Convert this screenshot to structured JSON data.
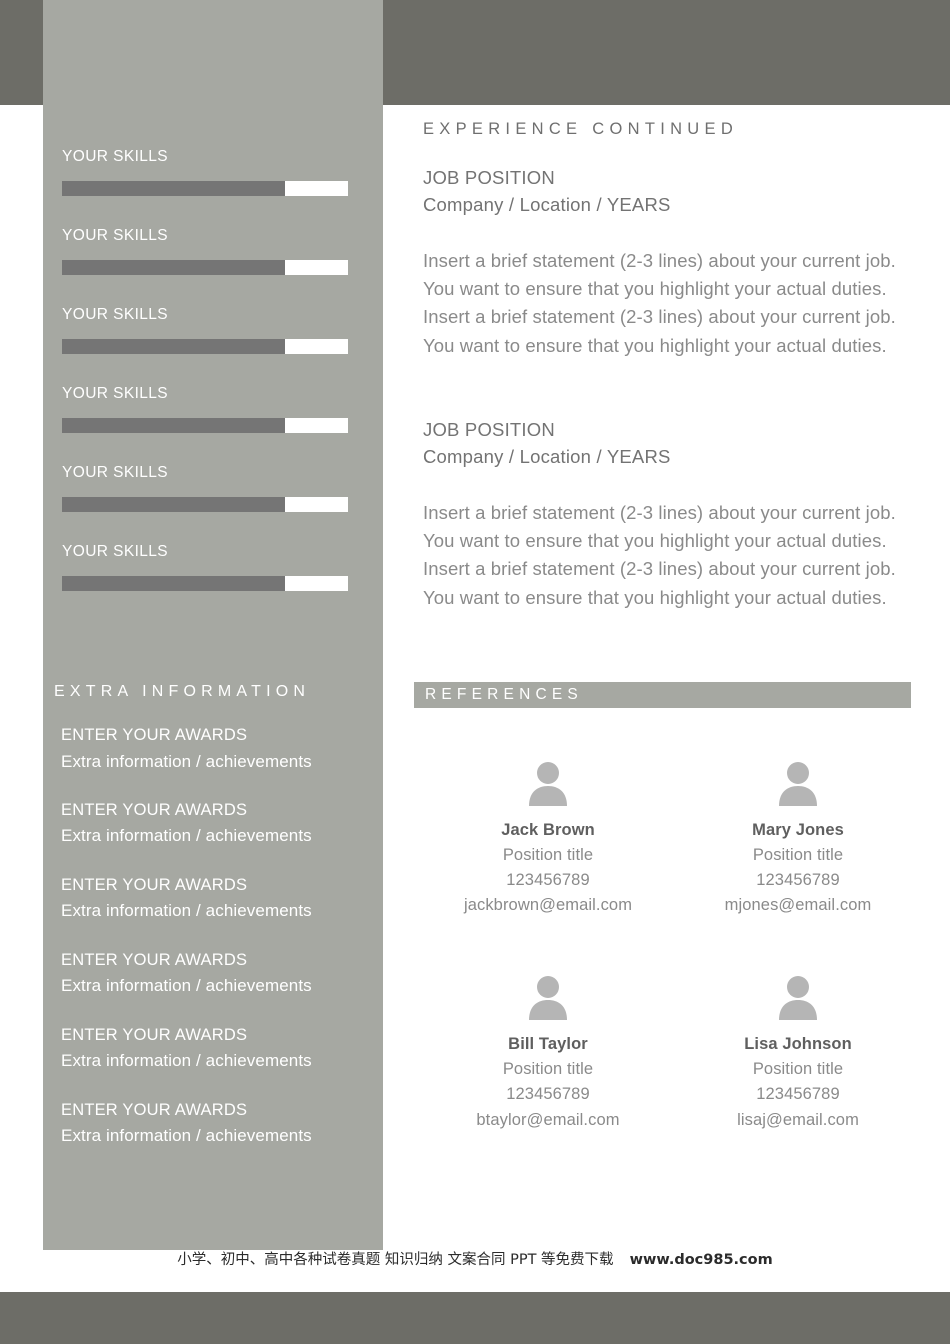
{
  "theme": {
    "band_color": "#6d6d67",
    "sidebar_color": "#a6a8a2",
    "skill_fill_color": "#757575",
    "skill_track_color": "#ffffff",
    "body_text_color": "#8a8a8a",
    "heading_text_color": "#6f6f6f",
    "avatar_color": "#b5b5b5"
  },
  "sidebar": {
    "skills": [
      {
        "label": "YOUR SKILLS",
        "percent": 78
      },
      {
        "label": "YOUR SKILLS",
        "percent": 78
      },
      {
        "label": "YOUR SKILLS",
        "percent": 78
      },
      {
        "label": "YOUR SKILLS",
        "percent": 78
      },
      {
        "label": "YOUR SKILLS",
        "percent": 78
      },
      {
        "label": "YOUR SKILLS",
        "percent": 78
      }
    ],
    "extra_information": {
      "heading": "EXTRA INFORMATION",
      "items": [
        {
          "title": "ENTER YOUR AWARDS",
          "subtitle": "Extra information / achievements"
        },
        {
          "title": "ENTER YOUR AWARDS",
          "subtitle": "Extra information / achievements"
        },
        {
          "title": "ENTER YOUR AWARDS",
          "subtitle": "Extra information / achievements"
        },
        {
          "title": "ENTER YOUR AWARDS",
          "subtitle": "Extra information / achievements"
        },
        {
          "title": "ENTER YOUR AWARDS",
          "subtitle": "Extra information / achievements"
        },
        {
          "title": "ENTER YOUR AWARDS",
          "subtitle": "Extra information / achievements"
        }
      ]
    }
  },
  "main": {
    "experience": {
      "heading": "EXPERIENCE CONTINUED",
      "jobs": [
        {
          "title": "JOB POSITION",
          "meta": "Company / Location / YEARS",
          "desc_lines": [
            "Insert a brief statement (2-3 lines) about your current job.",
            "You want to ensure that you highlight your actual duties.",
            "Insert a brief statement (2-3 lines) about your current job.",
            "You want to ensure that you highlight your actual duties."
          ]
        },
        {
          "title": "JOB POSITION",
          "meta": "Company / Location / YEARS",
          "desc_lines": [
            "Insert a brief statement (2-3 lines) about your current job.",
            "You want to ensure that you highlight your actual duties.",
            "Insert a brief statement (2-3 lines) about your current job.",
            "You want to ensure that you highlight your actual duties."
          ]
        }
      ]
    },
    "references": {
      "heading": "REFERENCES",
      "people": [
        {
          "name": "Jack Brown",
          "position": "Position title",
          "phone": "123456789",
          "email": "jackbrown@email.com",
          "avatar_icon": "person-avatar-icon"
        },
        {
          "name": "Mary Jones",
          "position": "Position title",
          "phone": "123456789",
          "email": "mjones@email.com",
          "avatar_icon": "person-avatar-icon"
        },
        {
          "name": "Bill Taylor",
          "position": "Position title",
          "phone": "123456789",
          "email": "btaylor@email.com",
          "avatar_icon": "person-avatar-icon"
        },
        {
          "name": "Lisa Johnson",
          "position": "Position title",
          "phone": "123456789",
          "email": "lisaj@email.com",
          "avatar_icon": "person-avatar-icon"
        }
      ]
    }
  },
  "footer": {
    "watermark": "小学、初中、高中各种试卷真题  知识归纳  文案合同  PPT 等免费下载",
    "url": "www.doc985.com"
  }
}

Directions for this task: Extract the full listing exactly, with the pictures left out.

Result:
Convert this screenshot to structured JSON data.
{
  "theme": {
    "band_color": "#6d6d67",
    "sidebar_color": "#a6a8a2",
    "skill_fill_color": "#757575",
    "skill_track_color": "#ffffff",
    "body_text_color": "#8a8a8a",
    "heading_text_color": "#6f6f6f",
    "avatar_color": "#b5b5b5"
  },
  "sidebar": {
    "skills": [
      {
        "label": "YOUR SKILLS",
        "percent": 78
      },
      {
        "label": "YOUR SKILLS",
        "percent": 78
      },
      {
        "label": "YOUR SKILLS",
        "percent": 78
      },
      {
        "label": "YOUR SKILLS",
        "percent": 78
      },
      {
        "label": "YOUR SKILLS",
        "percent": 78
      },
      {
        "label": "YOUR SKILLS",
        "percent": 78
      }
    ],
    "extra_information": {
      "heading": "EXTRA INFORMATION",
      "items": [
        {
          "title": "ENTER YOUR AWARDS",
          "subtitle": "Extra information / achievements"
        },
        {
          "title": "ENTER YOUR AWARDS",
          "subtitle": "Extra information / achievements"
        },
        {
          "title": "ENTER YOUR AWARDS",
          "subtitle": "Extra information / achievements"
        },
        {
          "title": "ENTER YOUR AWARDS",
          "subtitle": "Extra information / achievements"
        },
        {
          "title": "ENTER YOUR AWARDS",
          "subtitle": "Extra information / achievements"
        },
        {
          "title": "ENTER YOUR AWARDS",
          "subtitle": "Extra information / achievements"
        }
      ]
    }
  },
  "main": {
    "experience": {
      "heading": "EXPERIENCE CONTINUED",
      "jobs": [
        {
          "title": "JOB POSITION",
          "meta": "Company / Location / YEARS",
          "desc_lines": [
            "Insert a brief statement (2-3 lines) about your current job.",
            "You want to ensure that you highlight your actual duties.",
            "Insert a brief statement (2-3 lines) about your current job.",
            "You want to ensure that you highlight your actual duties."
          ]
        },
        {
          "title": "JOB POSITION",
          "meta": "Company / Location / YEARS",
          "desc_lines": [
            "Insert a brief statement (2-3 lines) about your current job.",
            "You want to ensure that you highlight your actual duties.",
            "Insert a brief statement (2-3 lines) about your current job.",
            "You want to ensure that you highlight your actual duties."
          ]
        }
      ]
    },
    "references": {
      "heading": "REFERENCES",
      "people": [
        {
          "name": "Jack Brown",
          "position": "Position title",
          "phone": "123456789",
          "email": "jackbrown@email.com",
          "avatar_icon": "person-avatar-icon"
        },
        {
          "name": "Mary Jones",
          "position": "Position title",
          "phone": "123456789",
          "email": "mjones@email.com",
          "avatar_icon": "person-avatar-icon"
        },
        {
          "name": "Bill Taylor",
          "position": "Position title",
          "phone": "123456789",
          "email": "btaylor@email.com",
          "avatar_icon": "person-avatar-icon"
        },
        {
          "name": "Lisa Johnson",
          "position": "Position title",
          "phone": "123456789",
          "email": "lisaj@email.com",
          "avatar_icon": "person-avatar-icon"
        }
      ]
    }
  },
  "footer": {
    "watermark": "小学、初中、高中各种试卷真题  知识归纳  文案合同  PPT 等免费下载",
    "url": "www.doc985.com"
  }
}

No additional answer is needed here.